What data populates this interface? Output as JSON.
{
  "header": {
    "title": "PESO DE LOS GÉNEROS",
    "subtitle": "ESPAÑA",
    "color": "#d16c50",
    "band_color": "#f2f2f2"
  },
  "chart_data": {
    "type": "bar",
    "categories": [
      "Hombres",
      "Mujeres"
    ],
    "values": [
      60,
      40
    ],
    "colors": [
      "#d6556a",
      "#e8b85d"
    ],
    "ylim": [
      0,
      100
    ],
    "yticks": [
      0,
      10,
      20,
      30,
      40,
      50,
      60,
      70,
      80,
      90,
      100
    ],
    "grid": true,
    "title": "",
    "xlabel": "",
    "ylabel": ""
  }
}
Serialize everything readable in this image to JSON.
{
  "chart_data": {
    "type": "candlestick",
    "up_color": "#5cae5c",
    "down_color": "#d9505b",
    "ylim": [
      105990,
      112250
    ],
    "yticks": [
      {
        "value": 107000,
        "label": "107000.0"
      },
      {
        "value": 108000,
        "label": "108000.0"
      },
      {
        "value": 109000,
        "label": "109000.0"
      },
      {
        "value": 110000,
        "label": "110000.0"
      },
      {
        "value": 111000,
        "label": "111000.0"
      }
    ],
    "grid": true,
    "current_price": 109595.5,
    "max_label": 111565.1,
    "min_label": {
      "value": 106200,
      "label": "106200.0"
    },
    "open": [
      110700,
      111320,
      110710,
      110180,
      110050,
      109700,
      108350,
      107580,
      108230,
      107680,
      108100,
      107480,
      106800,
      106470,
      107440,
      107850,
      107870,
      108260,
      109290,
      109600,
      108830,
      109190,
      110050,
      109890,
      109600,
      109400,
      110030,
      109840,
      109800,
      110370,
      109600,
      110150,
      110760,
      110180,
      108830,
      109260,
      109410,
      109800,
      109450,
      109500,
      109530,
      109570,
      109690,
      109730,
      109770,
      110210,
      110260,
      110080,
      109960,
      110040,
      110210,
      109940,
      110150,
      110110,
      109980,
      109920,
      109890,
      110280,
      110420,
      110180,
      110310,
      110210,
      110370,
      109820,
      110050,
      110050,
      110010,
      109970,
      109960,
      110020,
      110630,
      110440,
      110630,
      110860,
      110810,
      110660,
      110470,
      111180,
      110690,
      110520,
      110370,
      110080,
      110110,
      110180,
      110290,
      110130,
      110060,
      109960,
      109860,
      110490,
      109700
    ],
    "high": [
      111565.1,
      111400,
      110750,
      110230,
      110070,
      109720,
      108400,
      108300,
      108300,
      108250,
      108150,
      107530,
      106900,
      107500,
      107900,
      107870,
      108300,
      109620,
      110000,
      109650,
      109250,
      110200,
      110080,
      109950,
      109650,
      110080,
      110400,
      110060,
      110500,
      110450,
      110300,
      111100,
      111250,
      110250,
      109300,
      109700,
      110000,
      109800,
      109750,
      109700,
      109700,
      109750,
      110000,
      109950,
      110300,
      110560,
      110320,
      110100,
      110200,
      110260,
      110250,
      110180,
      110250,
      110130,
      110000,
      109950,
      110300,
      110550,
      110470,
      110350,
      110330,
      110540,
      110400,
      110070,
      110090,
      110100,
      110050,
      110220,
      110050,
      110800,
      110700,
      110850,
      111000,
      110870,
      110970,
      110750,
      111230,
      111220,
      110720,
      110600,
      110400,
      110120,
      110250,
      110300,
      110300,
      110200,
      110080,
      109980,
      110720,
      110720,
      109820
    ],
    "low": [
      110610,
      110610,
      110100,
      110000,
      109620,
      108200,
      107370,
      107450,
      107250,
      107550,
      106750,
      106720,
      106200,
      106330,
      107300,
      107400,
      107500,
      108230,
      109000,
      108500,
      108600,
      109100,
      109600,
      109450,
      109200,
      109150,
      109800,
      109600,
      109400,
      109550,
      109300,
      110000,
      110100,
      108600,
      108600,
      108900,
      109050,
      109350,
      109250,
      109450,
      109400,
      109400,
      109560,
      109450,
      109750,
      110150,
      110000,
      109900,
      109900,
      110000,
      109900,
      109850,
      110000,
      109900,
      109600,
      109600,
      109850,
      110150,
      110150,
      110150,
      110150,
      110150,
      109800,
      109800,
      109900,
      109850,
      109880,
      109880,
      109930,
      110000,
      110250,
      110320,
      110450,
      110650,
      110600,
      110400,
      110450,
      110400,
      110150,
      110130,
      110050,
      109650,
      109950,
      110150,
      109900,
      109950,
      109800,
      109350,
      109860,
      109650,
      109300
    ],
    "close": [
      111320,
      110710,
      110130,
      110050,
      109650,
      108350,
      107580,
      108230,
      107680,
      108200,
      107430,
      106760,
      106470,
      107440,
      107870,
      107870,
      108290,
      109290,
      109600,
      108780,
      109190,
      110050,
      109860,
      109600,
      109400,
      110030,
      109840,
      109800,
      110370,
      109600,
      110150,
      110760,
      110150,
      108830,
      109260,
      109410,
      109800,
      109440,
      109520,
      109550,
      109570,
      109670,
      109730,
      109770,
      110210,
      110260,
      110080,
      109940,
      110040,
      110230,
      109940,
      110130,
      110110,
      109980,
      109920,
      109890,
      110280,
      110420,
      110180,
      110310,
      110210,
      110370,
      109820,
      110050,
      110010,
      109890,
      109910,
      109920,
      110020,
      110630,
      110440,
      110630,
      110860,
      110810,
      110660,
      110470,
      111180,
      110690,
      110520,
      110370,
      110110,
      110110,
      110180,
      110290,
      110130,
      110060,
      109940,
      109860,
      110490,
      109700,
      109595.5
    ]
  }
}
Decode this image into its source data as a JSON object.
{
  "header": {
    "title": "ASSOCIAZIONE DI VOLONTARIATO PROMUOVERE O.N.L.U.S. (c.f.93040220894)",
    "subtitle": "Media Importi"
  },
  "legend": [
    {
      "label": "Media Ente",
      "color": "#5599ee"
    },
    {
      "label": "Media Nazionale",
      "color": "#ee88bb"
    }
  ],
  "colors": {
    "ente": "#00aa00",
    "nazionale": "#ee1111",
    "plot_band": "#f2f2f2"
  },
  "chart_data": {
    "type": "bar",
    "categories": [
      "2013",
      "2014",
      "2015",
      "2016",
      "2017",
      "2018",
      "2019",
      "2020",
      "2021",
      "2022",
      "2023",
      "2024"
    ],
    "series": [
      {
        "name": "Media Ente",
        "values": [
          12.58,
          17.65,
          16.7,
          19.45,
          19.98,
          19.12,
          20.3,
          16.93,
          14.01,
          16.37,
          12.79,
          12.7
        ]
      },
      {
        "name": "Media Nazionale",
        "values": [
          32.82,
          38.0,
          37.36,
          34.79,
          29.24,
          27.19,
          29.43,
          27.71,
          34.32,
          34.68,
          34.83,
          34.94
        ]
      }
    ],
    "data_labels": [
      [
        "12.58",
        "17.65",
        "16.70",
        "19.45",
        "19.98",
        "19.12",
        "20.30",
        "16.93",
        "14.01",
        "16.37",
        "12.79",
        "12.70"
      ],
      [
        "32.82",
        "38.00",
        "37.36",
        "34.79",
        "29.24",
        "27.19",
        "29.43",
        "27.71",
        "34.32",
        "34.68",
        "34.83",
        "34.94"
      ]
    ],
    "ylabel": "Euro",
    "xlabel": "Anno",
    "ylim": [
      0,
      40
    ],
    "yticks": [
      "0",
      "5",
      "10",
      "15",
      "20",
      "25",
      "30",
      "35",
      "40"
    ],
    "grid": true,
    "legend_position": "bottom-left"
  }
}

--------------------------------

#### Objective:
Copy each entry exactly, with nothing added or dropped.

#### Response for this exercise:
What data populates this interface? Output as JSON.
{
  "header": {
    "title": "PESO DE LOS GÉNEROS",
    "subtitle": "ESPAÑA",
    "color": "#d16c50",
    "band_color": "#f2f2f2"
  },
  "chart_data": {
    "type": "bar",
    "categories": [
      "Hombres",
      "Mujeres"
    ],
    "values": [
      60,
      40
    ],
    "colors": [
      "#d6556a",
      "#e8b85d"
    ],
    "ylim": [
      0,
      100
    ],
    "yticks": [
      0,
      10,
      20,
      30,
      40,
      50,
      60,
      70,
      80,
      90,
      100
    ],
    "grid": true,
    "title": "",
    "xlabel": "",
    "ylabel": ""
  }
}
Serialize everything readable in this image to JSON.
{
  "chart_data": {
    "type": "candlestick",
    "up_color": "#5cae5c",
    "down_color": "#d9505b",
    "ylim": [
      105990,
      112250
    ],
    "yticks": [
      {
        "value": 107000,
        "label": "107000.0"
      },
      {
        "value": 108000,
        "label": "108000.0"
      },
      {
        "value": 109000,
        "label": "109000.0"
      },
      {
        "value": 110000,
        "label": "110000.0"
      },
      {
        "value": 111000,
        "label": "111000.0"
      }
    ],
    "grid": true,
    "current_price": 109595.5,
    "max_label": 111565.1,
    "min_label": {
      "value": 106200,
      "label": "106200.0"
    },
    "open": [
      110700,
      111320,
      110710,
      110180,
      110050,
      109700,
      108350,
      107580,
      108230,
      107680,
      108100,
      107480,
      106800,
      106470,
      107440,
      107850,
      107870,
      108260,
      109290,
      109600,
      108830,
      109190,
      110050,
      109890,
      109600,
      109400,
      110030,
      109840,
      109800,
      110370,
      109600,
      110150,
      110760,
      110180,
      108830,
      109260,
      109410,
      109800,
      109450,
      109500,
      109530,
      109570,
      109690,
      109730,
      109770,
      110210,
      110260,
      110080,
      109960,
      110040,
      110210,
      109940,
      110150,
      110110,
      109980,
      109920,
      109890,
      110280,
      110420,
      110180,
      110310,
      110210,
      110370,
      109820,
      110050,
      110050,
      110010,
      109970,
      109960,
      110020,
      110630,
      110440,
      110630,
      110860,
      110810,
      110660,
      110470,
      111180,
      110690,
      110520,
      110370,
      110080,
      110110,
      110180,
      110290,
      110130,
      110060,
      109960,
      109860,
      110490,
      109700
    ],
    "high": [
      111565.1,
      111400,
      110750,
      110230,
      110070,
      109720,
      108400,
      108300,
      108300,
      108250,
      108150,
      107530,
      106900,
      107500,
      107900,
      107870,
      108300,
      109620,
      110000,
      109650,
      109250,
      110200,
      110080,
      109950,
      109650,
      110080,
      110400,
      110060,
      110500,
      110450,
      110300,
      111100,
      111250,
      110250,
      109300,
      109700,
      110000,
      109800,
      109750,
      109700,
      109700,
      109750,
      110000,
      109950,
      110300,
      110560,
      110320,
      110100,
      110200,
      110260,
      110250,
      110180,
      110250,
      110130,
      110000,
      109950,
      110300,
      110550,
      110470,
      110350,
      110330,
      110540,
      110400,
      110070,
      110090,
      110100,
      110050,
      110220,
      110050,
      110800,
      110700,
      110850,
      111000,
      110870,
      110970,
      110750,
      111230,
      111220,
      110720,
      110600,
      110400,
      110120,
      110250,
      110300,
      110300,
      110200,
      110080,
      109980,
      110720,
      110720,
      109820
    ],
    "low": [
      110610,
      110610,
      110100,
      110000,
      109620,
      108200,
      107370,
      107450,
      107250,
      107550,
      106750,
      106720,
      106200,
      106330,
      107300,
      107400,
      107500,
      108230,
      109000,
      108500,
      108600,
      109100,
      109600,
      109450,
      109200,
      109150,
      109800,
      109600,
      109400,
      109550,
      109300,
      110000,
      110100,
      108600,
      108600,
      108900,
      109050,
      109350,
      109250,
      109450,
      109400,
      109400,
      109560,
      109450,
      109750,
      110150,
      110000,
      109900,
      109900,
      110000,
      109900,
      109850,
      110000,
      109900,
      109600,
      109600,
      109850,
      110150,
      110150,
      110150,
      110150,
      110150,
      109800,
      109800,
      109900,
      109850,
      109880,
      109880,
      109930,
      110000,
      110250,
      110320,
      110450,
      110650,
      110600,
      110400,
      110450,
      110400,
      110150,
      110130,
      110050,
      109650,
      109950,
      110150,
      109900,
      109950,
      109800,
      109350,
      109860,
      109650,
      109300
    ],
    "close": [
      111320,
      110710,
      110130,
      110050,
      109650,
      108350,
      107580,
      108230,
      107680,
      108200,
      107430,
      106760,
      106470,
      107440,
      107870,
      107870,
      108290,
      109290,
      109600,
      108780,
      109190,
      110050,
      109860,
      109600,
      109400,
      110030,
      109840,
      109800,
      110370,
      109600,
      110150,
      110760,
      110150,
      108830,
      109260,
      109410,
      109800,
      109440,
      109520,
      109550,
      109570,
      109670,
      109730,
      109770,
      110210,
      110260,
      110080,
      109940,
      110040,
      110230,
      109940,
      110130,
      110110,
      109980,
      109920,
      109890,
      110280,
      110420,
      110180,
      110310,
      110210,
      110370,
      109820,
      110050,
      110010,
      109890,
      109910,
      109920,
      110020,
      110630,
      110440,
      110630,
      110860,
      110810,
      110660,
      110470,
      111180,
      110690,
      110520,
      110370,
      110110,
      110110,
      110180,
      110290,
      110130,
      110060,
      109940,
      109860,
      110490,
      109700,
      109595.5
    ]
  }
}
Decode this image into its source data as a JSON object.
{
  "header": {
    "title": "ASSOCIAZIONE DI VOLONTARIATO PROMUOVERE O.N.L.U.S. (c.f.93040220894)",
    "subtitle": "Media Importi"
  },
  "legend": [
    {
      "label": "Media Ente",
      "color": "#5599ee"
    },
    {
      "label": "Media Nazionale",
      "color": "#ee88bb"
    }
  ],
  "colors": {
    "ente": "#00aa00",
    "nazionale": "#ee1111",
    "plot_band": "#f2f2f2"
  },
  "chart_data": {
    "type": "bar",
    "categories": [
      "2013",
      "2014",
      "2015",
      "2016",
      "2017",
      "2018",
      "2019",
      "2020",
      "2021",
      "2022",
      "2023",
      "2024"
    ],
    "series": [
      {
        "name": "Media Ente",
        "values": [
          12.58,
          17.65,
          16.7,
          19.45,
          19.98,
          19.12,
          20.3,
          16.93,
          14.01,
          16.37,
          12.79,
          12.7
        ]
      },
      {
        "name": "Media Nazionale",
        "values": [
          32.82,
          38.0,
          37.36,
          34.79,
          29.24,
          27.19,
          29.43,
          27.71,
          34.32,
          34.68,
          34.83,
          34.94
        ]
      }
    ],
    "data_labels": [
      [
        "12.58",
        "17.65",
        "16.70",
        "19.45",
        "19.98",
        "19.12",
        "20.30",
        "16.93",
        "14.01",
        "16.37",
        "12.79",
        "12.70"
      ],
      [
        "32.82",
        "38.00",
        "37.36",
        "34.79",
        "29.24",
        "27.19",
        "29.43",
        "27.71",
        "34.32",
        "34.68",
        "34.83",
        "34.94"
      ]
    ],
    "ylabel": "Euro",
    "xlabel": "Anno",
    "ylim": [
      0,
      40
    ],
    "yticks": [
      "0",
      "5",
      "10",
      "15",
      "20",
      "25",
      "30",
      "35",
      "40"
    ],
    "grid": true,
    "legend_position": "bottom-left"
  }
}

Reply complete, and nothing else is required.